### REQUEST
Every line of the data that contains the string "воздействия" must be copied.

========

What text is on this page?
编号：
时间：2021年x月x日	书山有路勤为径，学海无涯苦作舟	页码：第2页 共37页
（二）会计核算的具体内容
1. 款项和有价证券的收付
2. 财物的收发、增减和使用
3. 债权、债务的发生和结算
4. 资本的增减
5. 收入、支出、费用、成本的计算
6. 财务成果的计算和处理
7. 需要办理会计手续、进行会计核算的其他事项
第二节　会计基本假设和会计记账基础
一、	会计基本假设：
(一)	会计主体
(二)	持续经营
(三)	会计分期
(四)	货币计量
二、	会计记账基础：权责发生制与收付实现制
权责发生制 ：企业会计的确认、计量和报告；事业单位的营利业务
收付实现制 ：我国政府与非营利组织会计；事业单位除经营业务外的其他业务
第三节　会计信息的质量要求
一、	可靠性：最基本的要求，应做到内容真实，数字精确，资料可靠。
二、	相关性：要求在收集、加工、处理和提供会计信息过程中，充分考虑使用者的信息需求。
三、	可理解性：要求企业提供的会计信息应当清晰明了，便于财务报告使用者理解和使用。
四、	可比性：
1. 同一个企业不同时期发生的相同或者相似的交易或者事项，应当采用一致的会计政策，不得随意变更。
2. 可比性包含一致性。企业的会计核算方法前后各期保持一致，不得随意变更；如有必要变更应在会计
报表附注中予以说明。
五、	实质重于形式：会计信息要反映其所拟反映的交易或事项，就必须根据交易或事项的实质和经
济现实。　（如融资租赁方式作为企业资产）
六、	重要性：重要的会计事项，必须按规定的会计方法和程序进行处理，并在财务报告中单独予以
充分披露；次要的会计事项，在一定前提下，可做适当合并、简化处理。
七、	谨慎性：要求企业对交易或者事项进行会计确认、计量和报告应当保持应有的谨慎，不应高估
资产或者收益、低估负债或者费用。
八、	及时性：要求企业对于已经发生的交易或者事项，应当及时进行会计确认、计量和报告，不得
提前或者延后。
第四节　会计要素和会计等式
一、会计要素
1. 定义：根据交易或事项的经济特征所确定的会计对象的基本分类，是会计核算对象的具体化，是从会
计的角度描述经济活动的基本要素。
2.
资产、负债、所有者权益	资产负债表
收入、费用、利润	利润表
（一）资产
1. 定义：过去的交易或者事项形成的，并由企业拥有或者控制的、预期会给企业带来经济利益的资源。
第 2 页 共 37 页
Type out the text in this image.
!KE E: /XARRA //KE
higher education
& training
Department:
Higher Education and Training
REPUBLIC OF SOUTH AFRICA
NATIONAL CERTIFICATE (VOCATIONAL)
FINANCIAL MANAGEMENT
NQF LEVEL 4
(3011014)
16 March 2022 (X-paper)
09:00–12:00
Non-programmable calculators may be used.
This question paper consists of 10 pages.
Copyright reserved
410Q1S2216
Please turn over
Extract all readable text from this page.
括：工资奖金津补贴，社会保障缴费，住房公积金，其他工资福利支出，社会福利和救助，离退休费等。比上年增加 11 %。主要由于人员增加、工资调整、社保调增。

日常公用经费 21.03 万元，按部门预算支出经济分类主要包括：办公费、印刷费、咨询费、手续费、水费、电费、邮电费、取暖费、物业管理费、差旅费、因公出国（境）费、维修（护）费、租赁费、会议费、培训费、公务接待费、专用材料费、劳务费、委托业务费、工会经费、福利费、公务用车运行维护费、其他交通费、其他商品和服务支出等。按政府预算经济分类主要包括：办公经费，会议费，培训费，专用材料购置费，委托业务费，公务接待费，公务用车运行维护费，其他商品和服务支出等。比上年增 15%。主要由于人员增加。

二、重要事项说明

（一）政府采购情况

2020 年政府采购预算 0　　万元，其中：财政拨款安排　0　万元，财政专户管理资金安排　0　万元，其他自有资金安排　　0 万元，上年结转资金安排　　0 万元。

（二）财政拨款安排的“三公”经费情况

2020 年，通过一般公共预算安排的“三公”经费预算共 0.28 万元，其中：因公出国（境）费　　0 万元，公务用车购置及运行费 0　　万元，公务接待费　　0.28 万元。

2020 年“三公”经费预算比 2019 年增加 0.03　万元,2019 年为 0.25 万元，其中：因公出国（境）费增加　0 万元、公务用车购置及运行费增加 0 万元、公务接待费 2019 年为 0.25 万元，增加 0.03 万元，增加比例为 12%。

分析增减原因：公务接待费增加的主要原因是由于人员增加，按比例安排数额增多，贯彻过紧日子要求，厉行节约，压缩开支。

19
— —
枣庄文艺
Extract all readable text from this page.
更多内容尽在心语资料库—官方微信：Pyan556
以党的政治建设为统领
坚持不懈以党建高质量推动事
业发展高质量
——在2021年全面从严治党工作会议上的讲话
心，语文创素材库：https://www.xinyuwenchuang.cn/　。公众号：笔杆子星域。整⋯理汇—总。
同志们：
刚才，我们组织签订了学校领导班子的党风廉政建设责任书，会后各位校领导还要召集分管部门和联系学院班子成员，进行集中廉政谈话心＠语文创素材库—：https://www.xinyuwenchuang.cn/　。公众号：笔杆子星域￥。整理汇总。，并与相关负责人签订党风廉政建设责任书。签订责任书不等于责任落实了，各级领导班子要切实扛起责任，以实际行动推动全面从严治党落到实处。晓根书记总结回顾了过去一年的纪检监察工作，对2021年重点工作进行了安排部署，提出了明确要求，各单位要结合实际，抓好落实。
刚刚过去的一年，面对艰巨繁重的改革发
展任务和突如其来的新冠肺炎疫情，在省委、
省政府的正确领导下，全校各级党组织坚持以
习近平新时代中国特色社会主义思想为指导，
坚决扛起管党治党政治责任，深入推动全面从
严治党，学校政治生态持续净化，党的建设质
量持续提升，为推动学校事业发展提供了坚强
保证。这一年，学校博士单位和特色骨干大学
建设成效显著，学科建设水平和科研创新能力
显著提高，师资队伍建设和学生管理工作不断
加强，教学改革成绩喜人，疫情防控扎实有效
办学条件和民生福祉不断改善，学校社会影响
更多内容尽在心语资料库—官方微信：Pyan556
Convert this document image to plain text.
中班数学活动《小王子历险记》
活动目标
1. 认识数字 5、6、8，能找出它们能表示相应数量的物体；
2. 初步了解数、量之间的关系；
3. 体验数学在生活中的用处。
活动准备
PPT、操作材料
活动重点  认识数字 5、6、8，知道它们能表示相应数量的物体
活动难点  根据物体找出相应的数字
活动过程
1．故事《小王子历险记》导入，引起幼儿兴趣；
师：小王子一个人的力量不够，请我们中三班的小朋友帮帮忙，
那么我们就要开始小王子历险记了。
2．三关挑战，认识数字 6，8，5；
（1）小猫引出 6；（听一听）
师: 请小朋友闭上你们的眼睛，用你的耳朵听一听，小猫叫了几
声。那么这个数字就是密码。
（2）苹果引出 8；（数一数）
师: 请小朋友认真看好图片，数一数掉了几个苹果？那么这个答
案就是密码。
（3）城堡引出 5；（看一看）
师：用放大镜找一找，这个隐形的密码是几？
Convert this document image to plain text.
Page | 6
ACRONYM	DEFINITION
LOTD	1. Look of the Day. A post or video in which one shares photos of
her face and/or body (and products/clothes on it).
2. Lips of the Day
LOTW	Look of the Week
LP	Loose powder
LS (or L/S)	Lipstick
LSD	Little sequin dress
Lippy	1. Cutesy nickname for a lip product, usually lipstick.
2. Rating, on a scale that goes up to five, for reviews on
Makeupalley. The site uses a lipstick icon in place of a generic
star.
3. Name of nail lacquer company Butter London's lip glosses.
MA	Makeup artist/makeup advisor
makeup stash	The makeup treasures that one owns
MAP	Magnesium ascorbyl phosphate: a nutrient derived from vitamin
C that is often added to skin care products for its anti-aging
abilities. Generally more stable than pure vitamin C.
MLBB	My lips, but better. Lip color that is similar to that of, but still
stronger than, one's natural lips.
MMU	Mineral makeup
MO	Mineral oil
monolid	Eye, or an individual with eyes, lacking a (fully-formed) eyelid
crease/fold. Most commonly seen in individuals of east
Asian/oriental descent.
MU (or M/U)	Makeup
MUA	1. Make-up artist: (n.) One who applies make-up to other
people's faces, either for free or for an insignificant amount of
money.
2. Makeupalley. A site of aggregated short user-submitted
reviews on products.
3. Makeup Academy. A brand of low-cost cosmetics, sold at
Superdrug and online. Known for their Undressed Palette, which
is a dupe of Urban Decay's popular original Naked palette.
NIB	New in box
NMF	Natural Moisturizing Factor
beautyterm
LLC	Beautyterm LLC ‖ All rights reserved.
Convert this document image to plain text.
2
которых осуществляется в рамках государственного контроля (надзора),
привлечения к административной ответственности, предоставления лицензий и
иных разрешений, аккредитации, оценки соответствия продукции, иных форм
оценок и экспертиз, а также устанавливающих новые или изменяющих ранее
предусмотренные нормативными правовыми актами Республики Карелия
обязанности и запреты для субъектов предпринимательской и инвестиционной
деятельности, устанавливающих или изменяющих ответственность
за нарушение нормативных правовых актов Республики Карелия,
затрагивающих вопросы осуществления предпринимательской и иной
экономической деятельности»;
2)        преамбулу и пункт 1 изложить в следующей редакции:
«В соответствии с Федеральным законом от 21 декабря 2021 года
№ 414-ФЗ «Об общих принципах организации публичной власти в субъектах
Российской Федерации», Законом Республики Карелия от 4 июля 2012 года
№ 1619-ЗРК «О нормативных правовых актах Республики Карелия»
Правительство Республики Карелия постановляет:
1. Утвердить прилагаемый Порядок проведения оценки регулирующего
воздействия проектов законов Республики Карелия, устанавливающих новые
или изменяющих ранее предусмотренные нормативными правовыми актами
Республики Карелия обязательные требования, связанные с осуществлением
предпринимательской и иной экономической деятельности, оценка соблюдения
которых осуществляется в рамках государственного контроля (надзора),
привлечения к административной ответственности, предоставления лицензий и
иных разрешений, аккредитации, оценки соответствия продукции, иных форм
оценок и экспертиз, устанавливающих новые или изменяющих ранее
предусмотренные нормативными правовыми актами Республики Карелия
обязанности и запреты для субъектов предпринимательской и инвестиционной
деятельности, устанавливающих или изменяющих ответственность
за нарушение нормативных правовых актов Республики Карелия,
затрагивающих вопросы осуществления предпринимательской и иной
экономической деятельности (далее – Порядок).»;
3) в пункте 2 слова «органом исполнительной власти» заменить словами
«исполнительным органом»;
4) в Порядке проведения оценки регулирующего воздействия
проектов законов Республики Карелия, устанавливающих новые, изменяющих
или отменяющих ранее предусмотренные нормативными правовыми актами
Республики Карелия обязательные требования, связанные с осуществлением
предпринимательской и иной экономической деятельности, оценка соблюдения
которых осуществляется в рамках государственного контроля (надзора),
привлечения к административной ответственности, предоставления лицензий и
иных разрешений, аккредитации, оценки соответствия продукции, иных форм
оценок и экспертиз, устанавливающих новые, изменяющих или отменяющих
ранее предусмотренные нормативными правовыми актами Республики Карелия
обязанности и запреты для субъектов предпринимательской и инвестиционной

========

### CORRECT RESULT
воздействия проектов законов Республики Карелия, устанавливающих новые
4) в Порядке проведения оценки регулирующего воздействия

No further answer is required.